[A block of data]
** Begin **

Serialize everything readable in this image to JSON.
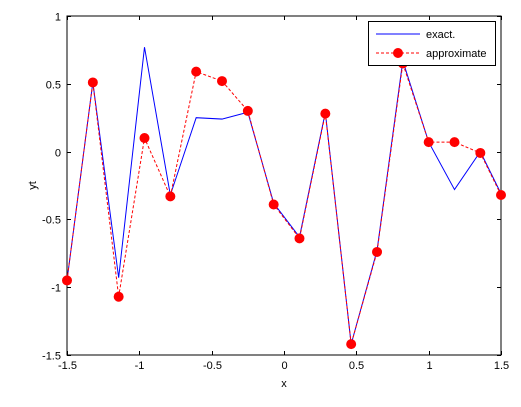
{
  "chart_data": {
    "type": "line",
    "xlabel": "x",
    "ylabel": "yt",
    "xlim": [
      -1.5,
      1.5
    ],
    "ylim": [
      -1.5,
      1
    ],
    "xticks": [
      -1.5,
      -1,
      -0.5,
      0,
      0.5,
      1,
      1.5
    ],
    "xtick_labels": [
      "-1.5",
      "-1",
      "-0.5",
      "0",
      "0.5",
      "1",
      "1.5"
    ],
    "yticks": [
      -1.5,
      -1,
      -0.5,
      0,
      0.5,
      1
    ],
    "ytick_labels": [
      "-1.5",
      "-1",
      "-0.5",
      "0",
      "0.5",
      "1"
    ],
    "grid": false,
    "legend_position": "top-right",
    "series": [
      {
        "name": "exact.",
        "style": "solid",
        "color": "#0000ff",
        "marker": "none",
        "x": [
          -1.5,
          -1.3214,
          -1.1429,
          -0.9643,
          -0.7857,
          -0.6071,
          -0.4286,
          -0.25,
          -0.0714,
          0.1071,
          0.2857,
          0.4643,
          0.6429,
          0.8214,
          1.0,
          1.1786,
          1.3571,
          1.5
        ],
        "y": [
          -0.95,
          0.51,
          -0.93,
          0.77,
          -0.32,
          0.25,
          0.24,
          0.29,
          -0.38,
          -0.63,
          0.29,
          -1.42,
          -0.73,
          0.67,
          0.07,
          -0.28,
          0.0,
          -0.31
        ]
      },
      {
        "name": "approximate",
        "style": "dashed",
        "color": "#ff0000",
        "marker": "circle",
        "x": [
          -1.5,
          -1.3214,
          -1.1429,
          -0.9643,
          -0.7857,
          -0.6071,
          -0.4286,
          -0.25,
          -0.0714,
          0.1071,
          0.2857,
          0.4643,
          0.6429,
          0.8214,
          1.0,
          1.1786,
          1.3571,
          1.5
        ],
        "y": [
          -0.95,
          0.51,
          -1.07,
          0.1,
          -0.33,
          0.59,
          0.52,
          0.3,
          -0.39,
          -0.64,
          0.28,
          -1.42,
          -0.74,
          0.65,
          0.07,
          0.07,
          -0.01,
          -0.32
        ]
      }
    ]
  }
}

** End **

* _Task requirements_: Retype all of the entries exactly as written, leaving out any images.

* _Answer below_:
Serialize everything readable in this image to JSON.
{
  "chart_data": {
    "type": "line",
    "xlabel": "x",
    "ylabel": "yt",
    "xlim": [
      -1.5,
      1.5
    ],
    "ylim": [
      -1.5,
      1
    ],
    "xticks": [
      -1.5,
      -1,
      -0.5,
      0,
      0.5,
      1,
      1.5
    ],
    "xtick_labels": [
      "-1.5",
      "-1",
      "-0.5",
      "0",
      "0.5",
      "1",
      "1.5"
    ],
    "yticks": [
      -1.5,
      -1,
      -0.5,
      0,
      0.5,
      1
    ],
    "ytick_labels": [
      "-1.5",
      "-1",
      "-0.5",
      "0",
      "0.5",
      "1"
    ],
    "grid": false,
    "legend_position": "top-right",
    "series": [
      {
        "name": "exact.",
        "style": "solid",
        "color": "#0000ff",
        "marker": "none",
        "x": [
          -1.5,
          -1.3214,
          -1.1429,
          -0.9643,
          -0.7857,
          -0.6071,
          -0.4286,
          -0.25,
          -0.0714,
          0.1071,
          0.2857,
          0.4643,
          0.6429,
          0.8214,
          1.0,
          1.1786,
          1.3571,
          1.5
        ],
        "y": [
          -0.95,
          0.51,
          -0.93,
          0.77,
          -0.32,
          0.25,
          0.24,
          0.29,
          -0.38,
          -0.63,
          0.29,
          -1.42,
          -0.73,
          0.67,
          0.07,
          -0.28,
          0.0,
          -0.31
        ]
      },
      {
        "name": "approximate",
        "style": "dashed",
        "color": "#ff0000",
        "marker": "circle",
        "x": [
          -1.5,
          -1.3214,
          -1.1429,
          -0.9643,
          -0.7857,
          -0.6071,
          -0.4286,
          -0.25,
          -0.0714,
          0.1071,
          0.2857,
          0.4643,
          0.6429,
          0.8214,
          1.0,
          1.1786,
          1.3571,
          1.5
        ],
        "y": [
          -0.95,
          0.51,
          -1.07,
          0.1,
          -0.33,
          0.59,
          0.52,
          0.3,
          -0.39,
          -0.64,
          0.28,
          -1.42,
          -0.74,
          0.65,
          0.07,
          0.07,
          -0.01,
          -0.32
        ]
      }
    ]
  }
}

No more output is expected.